Objective: Give back exactly the lines running from the line with "Decode this image" to the end of the entries, and only those lines.

Stored entries:
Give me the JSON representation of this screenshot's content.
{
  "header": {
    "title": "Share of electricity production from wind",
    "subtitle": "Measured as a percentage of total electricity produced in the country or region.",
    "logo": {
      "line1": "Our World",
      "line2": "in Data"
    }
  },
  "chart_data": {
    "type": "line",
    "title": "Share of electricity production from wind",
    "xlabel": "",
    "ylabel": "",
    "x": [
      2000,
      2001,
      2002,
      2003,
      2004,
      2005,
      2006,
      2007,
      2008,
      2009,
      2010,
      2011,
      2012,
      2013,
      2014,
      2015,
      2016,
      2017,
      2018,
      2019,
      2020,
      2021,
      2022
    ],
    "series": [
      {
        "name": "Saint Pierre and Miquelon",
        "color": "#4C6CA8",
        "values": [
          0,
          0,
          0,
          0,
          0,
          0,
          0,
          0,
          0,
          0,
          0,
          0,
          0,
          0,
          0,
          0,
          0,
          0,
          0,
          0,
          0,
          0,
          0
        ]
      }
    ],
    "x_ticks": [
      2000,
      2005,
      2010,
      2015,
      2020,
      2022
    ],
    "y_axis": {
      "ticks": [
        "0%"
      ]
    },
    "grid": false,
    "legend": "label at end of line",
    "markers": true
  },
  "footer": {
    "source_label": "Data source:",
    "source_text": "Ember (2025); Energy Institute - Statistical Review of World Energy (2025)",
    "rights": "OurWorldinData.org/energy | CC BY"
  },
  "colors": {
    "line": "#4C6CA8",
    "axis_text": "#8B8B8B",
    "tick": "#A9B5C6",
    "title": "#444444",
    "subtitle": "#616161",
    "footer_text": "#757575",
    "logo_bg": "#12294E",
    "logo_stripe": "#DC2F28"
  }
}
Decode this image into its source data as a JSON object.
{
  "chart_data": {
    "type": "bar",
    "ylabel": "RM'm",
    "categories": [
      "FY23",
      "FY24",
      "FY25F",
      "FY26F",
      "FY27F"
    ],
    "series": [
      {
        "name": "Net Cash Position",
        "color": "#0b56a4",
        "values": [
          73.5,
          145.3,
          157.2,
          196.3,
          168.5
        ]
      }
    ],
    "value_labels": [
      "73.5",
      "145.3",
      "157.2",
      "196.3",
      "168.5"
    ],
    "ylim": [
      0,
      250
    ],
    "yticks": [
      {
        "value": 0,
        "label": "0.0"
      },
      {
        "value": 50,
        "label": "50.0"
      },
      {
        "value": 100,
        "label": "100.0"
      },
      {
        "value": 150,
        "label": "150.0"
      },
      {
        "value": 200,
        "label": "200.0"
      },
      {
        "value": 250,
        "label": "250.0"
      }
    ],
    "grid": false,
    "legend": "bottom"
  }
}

Written answer:
Decode this image into its source data as a JSON object.
{
  "chart_data": {
    "type": "bar",
    "ylabel": "RM'm",
    "categories": [
      "FY23",
      "FY24",
      "FY25F",
      "FY26F",
      "FY27F"
    ],
    "series": [
      {
        "name": "Net Cash Position",
        "color": "#0b56a4",
        "values": [
          73.5,
          145.3,
          157.2,
          196.3,
          168.5
        ]
      }
    ],
    "value_labels": [
      "73.5",
      "145.3",
      "157.2",
      "196.3",
      "168.5"
    ],
    "ylim": [
      0,
      250
    ],
    "yticks": [
      {
        "value": 0,
        "label": "0.0"
      },
      {
        "value": 50,
        "label": "50.0"
      },
      {
        "value": 100,
        "label": "100.0"
      },
      {
        "value": 150,
        "label": "150.0"
      },
      {
        "value": 200,
        "label": "200.0"
      },
      {
        "value": 250,
        "label": "250.0"
      }
    ],
    "grid": false,
    "legend": "bottom"
  }
}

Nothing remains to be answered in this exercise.